=== RECORDED DATA ===

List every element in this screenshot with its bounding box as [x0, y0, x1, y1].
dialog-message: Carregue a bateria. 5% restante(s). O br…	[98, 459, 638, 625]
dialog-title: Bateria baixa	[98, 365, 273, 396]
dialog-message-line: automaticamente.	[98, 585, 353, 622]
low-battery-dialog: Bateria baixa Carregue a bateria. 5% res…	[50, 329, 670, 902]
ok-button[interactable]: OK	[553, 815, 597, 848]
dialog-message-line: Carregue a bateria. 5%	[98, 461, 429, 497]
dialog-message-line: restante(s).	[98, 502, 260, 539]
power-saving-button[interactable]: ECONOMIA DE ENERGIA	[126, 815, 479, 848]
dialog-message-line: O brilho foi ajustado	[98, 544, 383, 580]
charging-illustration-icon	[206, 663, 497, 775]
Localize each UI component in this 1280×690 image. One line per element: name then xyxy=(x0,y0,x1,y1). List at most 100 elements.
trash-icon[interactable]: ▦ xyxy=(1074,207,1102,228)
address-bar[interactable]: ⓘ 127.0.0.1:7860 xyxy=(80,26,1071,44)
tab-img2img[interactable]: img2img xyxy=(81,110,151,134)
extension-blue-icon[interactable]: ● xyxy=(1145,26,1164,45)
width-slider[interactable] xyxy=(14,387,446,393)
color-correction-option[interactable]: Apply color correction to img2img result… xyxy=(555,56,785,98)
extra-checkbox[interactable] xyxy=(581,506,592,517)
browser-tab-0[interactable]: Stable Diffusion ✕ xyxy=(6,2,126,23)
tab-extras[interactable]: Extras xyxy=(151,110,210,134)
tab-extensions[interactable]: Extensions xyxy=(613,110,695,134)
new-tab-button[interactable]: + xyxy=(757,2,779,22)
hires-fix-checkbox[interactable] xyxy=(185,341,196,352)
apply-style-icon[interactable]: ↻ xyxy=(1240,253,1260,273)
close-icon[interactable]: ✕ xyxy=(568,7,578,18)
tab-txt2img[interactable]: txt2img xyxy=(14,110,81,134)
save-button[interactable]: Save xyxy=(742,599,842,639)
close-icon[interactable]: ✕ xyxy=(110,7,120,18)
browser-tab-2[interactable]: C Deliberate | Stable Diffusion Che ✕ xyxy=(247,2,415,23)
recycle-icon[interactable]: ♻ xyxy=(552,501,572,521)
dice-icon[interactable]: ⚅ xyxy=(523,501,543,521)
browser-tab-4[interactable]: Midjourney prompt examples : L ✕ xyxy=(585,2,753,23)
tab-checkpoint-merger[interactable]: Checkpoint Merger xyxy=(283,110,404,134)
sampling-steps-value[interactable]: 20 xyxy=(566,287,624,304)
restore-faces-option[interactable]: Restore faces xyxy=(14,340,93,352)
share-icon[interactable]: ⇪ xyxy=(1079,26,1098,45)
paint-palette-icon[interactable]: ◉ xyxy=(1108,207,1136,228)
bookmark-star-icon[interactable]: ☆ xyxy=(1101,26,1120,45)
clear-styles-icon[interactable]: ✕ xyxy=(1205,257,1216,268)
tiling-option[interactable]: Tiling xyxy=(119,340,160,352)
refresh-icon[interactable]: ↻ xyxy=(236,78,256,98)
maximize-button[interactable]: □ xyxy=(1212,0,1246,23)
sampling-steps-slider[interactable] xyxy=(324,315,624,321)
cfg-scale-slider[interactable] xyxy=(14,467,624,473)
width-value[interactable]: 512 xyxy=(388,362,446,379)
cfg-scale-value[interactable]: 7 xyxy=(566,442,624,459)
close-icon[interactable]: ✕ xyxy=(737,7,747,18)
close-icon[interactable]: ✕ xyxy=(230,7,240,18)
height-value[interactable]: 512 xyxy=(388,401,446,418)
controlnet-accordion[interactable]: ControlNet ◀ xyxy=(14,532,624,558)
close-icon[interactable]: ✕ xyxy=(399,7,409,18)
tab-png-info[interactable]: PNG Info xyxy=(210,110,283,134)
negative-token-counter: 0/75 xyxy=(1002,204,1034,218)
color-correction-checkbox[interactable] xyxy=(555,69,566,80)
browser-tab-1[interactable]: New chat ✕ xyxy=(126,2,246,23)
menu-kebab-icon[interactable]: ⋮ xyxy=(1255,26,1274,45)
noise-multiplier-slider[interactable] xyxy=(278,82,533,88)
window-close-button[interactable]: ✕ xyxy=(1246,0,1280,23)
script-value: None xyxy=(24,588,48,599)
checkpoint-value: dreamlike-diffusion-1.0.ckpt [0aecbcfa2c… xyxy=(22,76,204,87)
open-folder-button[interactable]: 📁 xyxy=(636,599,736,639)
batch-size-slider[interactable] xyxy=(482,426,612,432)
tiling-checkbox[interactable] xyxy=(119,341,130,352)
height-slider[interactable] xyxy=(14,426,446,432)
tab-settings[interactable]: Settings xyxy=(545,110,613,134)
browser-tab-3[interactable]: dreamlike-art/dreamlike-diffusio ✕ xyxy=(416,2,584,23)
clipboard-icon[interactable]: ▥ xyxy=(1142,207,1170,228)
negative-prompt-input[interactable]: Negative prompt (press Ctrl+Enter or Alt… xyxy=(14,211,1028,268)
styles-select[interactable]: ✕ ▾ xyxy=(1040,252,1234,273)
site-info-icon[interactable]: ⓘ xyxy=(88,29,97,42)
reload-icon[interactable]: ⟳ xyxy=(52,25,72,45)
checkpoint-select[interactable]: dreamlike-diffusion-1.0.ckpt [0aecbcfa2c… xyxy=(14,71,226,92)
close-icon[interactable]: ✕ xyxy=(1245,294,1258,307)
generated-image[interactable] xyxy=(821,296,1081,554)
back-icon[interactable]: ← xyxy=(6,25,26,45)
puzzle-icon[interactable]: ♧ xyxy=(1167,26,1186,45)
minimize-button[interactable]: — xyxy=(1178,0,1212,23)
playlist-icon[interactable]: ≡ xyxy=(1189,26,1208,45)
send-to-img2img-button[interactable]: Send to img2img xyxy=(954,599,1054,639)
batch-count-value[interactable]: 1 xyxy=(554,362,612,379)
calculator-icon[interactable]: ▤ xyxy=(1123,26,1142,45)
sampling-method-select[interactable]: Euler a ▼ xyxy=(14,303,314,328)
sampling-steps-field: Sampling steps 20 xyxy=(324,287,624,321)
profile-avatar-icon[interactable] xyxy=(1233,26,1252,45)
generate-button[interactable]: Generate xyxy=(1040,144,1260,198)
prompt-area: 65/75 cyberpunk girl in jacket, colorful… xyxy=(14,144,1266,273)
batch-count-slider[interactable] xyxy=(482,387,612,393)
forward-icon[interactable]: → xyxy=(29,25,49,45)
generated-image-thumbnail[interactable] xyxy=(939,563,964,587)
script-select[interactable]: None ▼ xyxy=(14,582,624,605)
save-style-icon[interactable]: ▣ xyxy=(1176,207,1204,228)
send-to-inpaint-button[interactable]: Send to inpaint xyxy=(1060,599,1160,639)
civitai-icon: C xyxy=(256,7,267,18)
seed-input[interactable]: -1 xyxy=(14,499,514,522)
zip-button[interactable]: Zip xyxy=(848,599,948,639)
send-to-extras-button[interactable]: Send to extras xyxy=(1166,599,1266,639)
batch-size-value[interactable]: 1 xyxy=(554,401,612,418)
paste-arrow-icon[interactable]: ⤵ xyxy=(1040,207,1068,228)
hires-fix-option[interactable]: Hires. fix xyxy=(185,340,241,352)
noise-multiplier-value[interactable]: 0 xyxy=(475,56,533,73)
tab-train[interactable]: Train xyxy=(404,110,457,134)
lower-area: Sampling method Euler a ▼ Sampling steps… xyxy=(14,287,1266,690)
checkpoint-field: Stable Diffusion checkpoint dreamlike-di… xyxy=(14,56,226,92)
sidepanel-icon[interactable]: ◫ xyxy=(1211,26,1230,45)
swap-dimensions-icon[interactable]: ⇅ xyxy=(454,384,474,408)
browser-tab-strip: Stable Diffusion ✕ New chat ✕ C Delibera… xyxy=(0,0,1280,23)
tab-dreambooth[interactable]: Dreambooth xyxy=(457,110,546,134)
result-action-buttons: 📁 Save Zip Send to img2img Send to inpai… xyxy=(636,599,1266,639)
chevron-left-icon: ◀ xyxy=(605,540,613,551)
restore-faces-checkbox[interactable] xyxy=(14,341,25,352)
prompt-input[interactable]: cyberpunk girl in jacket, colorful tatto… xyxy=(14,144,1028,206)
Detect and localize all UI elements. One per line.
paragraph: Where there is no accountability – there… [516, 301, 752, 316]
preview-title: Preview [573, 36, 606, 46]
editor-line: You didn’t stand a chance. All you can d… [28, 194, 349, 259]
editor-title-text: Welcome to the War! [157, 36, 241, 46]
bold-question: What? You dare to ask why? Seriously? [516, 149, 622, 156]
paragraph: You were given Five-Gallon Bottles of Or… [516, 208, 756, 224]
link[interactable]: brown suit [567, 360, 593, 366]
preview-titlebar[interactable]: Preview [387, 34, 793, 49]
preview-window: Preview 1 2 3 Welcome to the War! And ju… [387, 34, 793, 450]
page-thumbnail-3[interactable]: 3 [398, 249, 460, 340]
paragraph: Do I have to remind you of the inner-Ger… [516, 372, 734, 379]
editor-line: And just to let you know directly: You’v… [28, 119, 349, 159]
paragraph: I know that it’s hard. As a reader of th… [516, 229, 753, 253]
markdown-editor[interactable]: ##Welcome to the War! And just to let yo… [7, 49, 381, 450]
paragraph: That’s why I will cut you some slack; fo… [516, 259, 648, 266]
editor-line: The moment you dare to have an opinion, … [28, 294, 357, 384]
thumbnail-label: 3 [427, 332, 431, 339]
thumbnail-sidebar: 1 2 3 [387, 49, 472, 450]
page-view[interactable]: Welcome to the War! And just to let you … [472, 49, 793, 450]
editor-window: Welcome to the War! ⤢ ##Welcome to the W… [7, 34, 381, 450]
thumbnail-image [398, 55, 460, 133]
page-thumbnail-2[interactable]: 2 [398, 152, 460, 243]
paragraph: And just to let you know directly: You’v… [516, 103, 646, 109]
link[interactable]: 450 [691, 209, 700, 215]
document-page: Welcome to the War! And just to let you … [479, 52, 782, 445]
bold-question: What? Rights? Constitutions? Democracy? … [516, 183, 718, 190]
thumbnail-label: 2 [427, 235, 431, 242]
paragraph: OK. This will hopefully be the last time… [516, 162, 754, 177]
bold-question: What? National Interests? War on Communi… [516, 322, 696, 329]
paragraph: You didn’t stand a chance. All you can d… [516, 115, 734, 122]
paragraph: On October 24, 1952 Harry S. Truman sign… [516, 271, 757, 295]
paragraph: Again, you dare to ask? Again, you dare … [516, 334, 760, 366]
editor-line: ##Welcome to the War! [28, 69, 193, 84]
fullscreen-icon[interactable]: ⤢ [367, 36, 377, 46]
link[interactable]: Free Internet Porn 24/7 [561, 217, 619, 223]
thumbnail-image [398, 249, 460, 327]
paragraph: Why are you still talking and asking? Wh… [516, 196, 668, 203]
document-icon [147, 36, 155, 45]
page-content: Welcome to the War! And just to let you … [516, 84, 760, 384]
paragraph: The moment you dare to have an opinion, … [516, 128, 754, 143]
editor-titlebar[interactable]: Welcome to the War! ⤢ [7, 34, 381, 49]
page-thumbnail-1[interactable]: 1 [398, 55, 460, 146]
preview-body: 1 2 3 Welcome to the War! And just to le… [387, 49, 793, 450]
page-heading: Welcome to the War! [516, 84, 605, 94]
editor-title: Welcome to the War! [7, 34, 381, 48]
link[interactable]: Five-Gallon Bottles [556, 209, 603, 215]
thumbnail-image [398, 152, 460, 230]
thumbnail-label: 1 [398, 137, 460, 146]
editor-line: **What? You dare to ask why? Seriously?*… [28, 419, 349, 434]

===

GOAL OF THE EXERCISE> Locate every line in the material above that contains the string "thumbnail", treating case as significant, and copy each such line.

OUTPUT FOR THIS EXERCISE>
generated-image-thumbnail[interactable] xyxy=(939,563,964,587)
page-thumbnail-3[interactable]: 3 [398, 249, 460, 340]
thumbnail-label: 3 [427, 332, 431, 339]
thumbnail-sidebar: 1 2 3 [387, 49, 472, 450]
thumbnail-image [398, 55, 460, 133]
page-thumbnail-2[interactable]: 2 [398, 152, 460, 243]
thumbnail-label: 2 [427, 235, 431, 242]
thumbnail-image [398, 249, 460, 327]
page-thumbnail-1[interactable]: 1 [398, 55, 460, 146]
thumbnail-image [398, 152, 460, 230]
thumbnail-label: 1 [398, 137, 460, 146]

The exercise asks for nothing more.